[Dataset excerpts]

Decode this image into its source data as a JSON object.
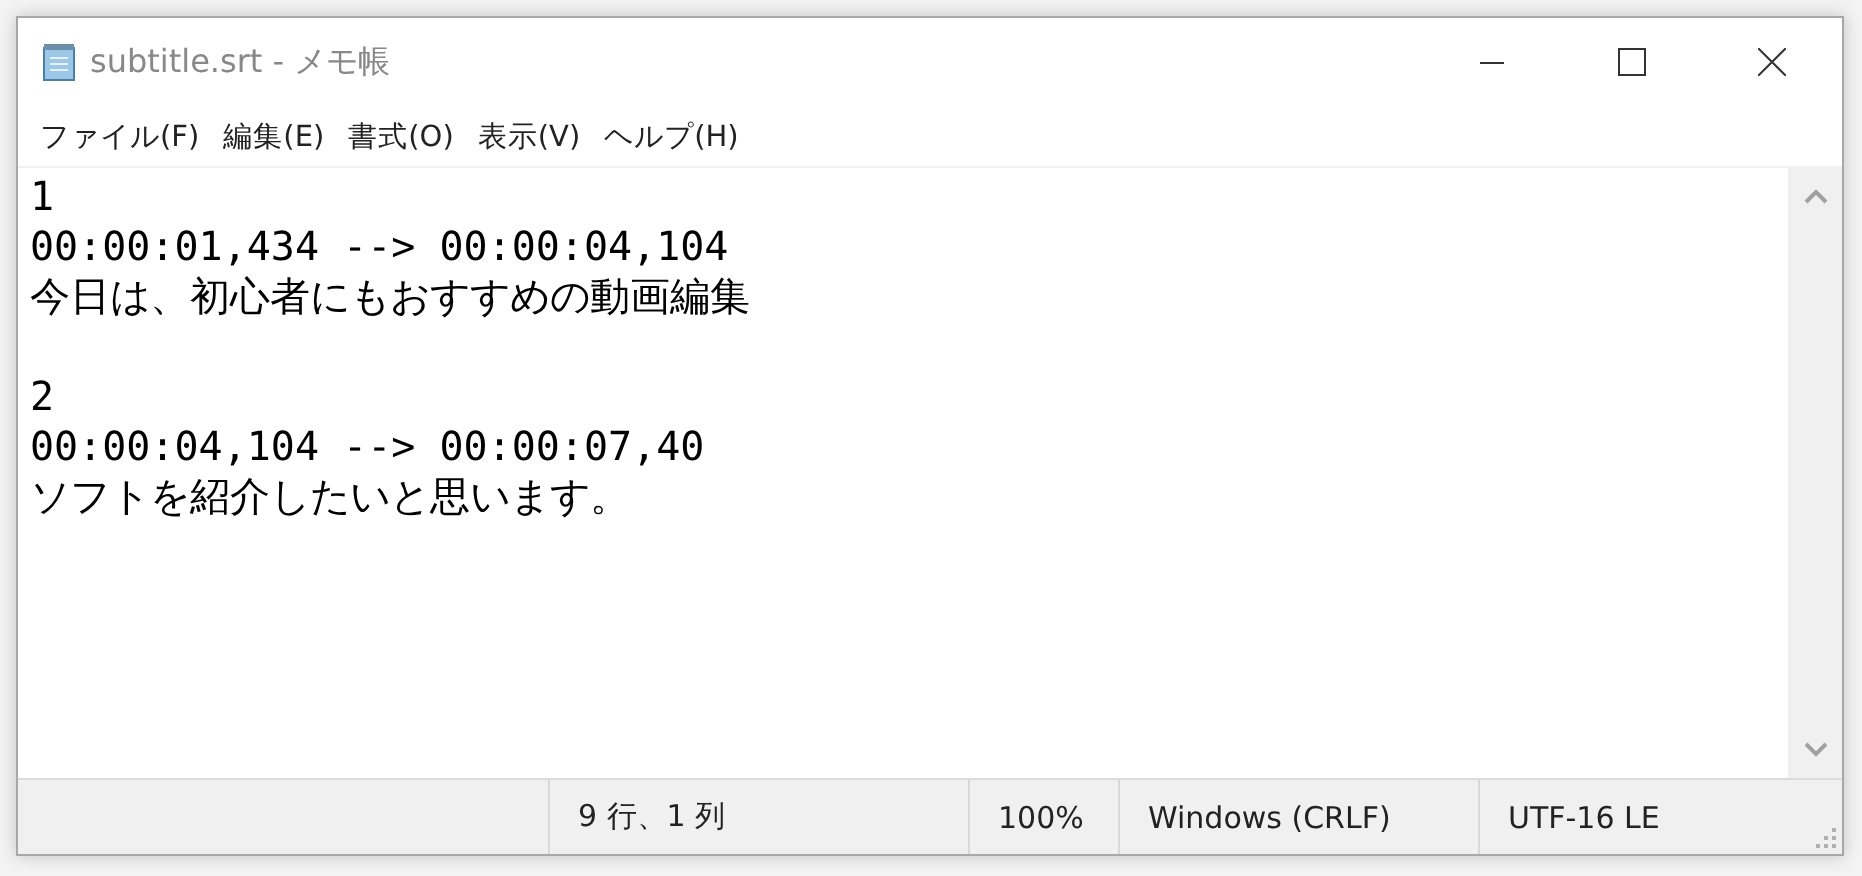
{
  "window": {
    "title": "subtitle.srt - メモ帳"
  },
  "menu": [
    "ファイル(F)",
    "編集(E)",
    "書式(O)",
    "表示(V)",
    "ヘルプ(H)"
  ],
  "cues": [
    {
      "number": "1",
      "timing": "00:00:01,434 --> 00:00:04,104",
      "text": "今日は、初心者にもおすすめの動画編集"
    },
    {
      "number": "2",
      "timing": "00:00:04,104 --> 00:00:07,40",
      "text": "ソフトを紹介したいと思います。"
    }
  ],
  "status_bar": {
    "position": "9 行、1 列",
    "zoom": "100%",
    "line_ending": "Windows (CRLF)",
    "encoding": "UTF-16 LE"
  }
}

## Set task
Every line of the data above should be quoted exactly. Omit the pictures.

## Answer to the task
Decode this image into its source data as a JSON object.
{
  "window": {
    "title": "subtitle.srt - メモ帳"
  },
  "menu": [
    "ファイル(F)",
    "編集(E)",
    "書式(O)",
    "表示(V)",
    "ヘルプ(H)"
  ],
  "cues": [
    {
      "number": "1",
      "timing": "00:00:01,434 --> 00:00:04,104",
      "text": "今日は、初心者にもおすすめの動画編集"
    },
    {
      "number": "2",
      "timing": "00:00:04,104 --> 00:00:07,40",
      "text": "ソフトを紹介したいと思います。"
    }
  ],
  "status_bar": {
    "position": "9 行、1 列",
    "zoom": "100%",
    "line_ending": "Windows (CRLF)",
    "encoding": "UTF-16 LE"
  }
}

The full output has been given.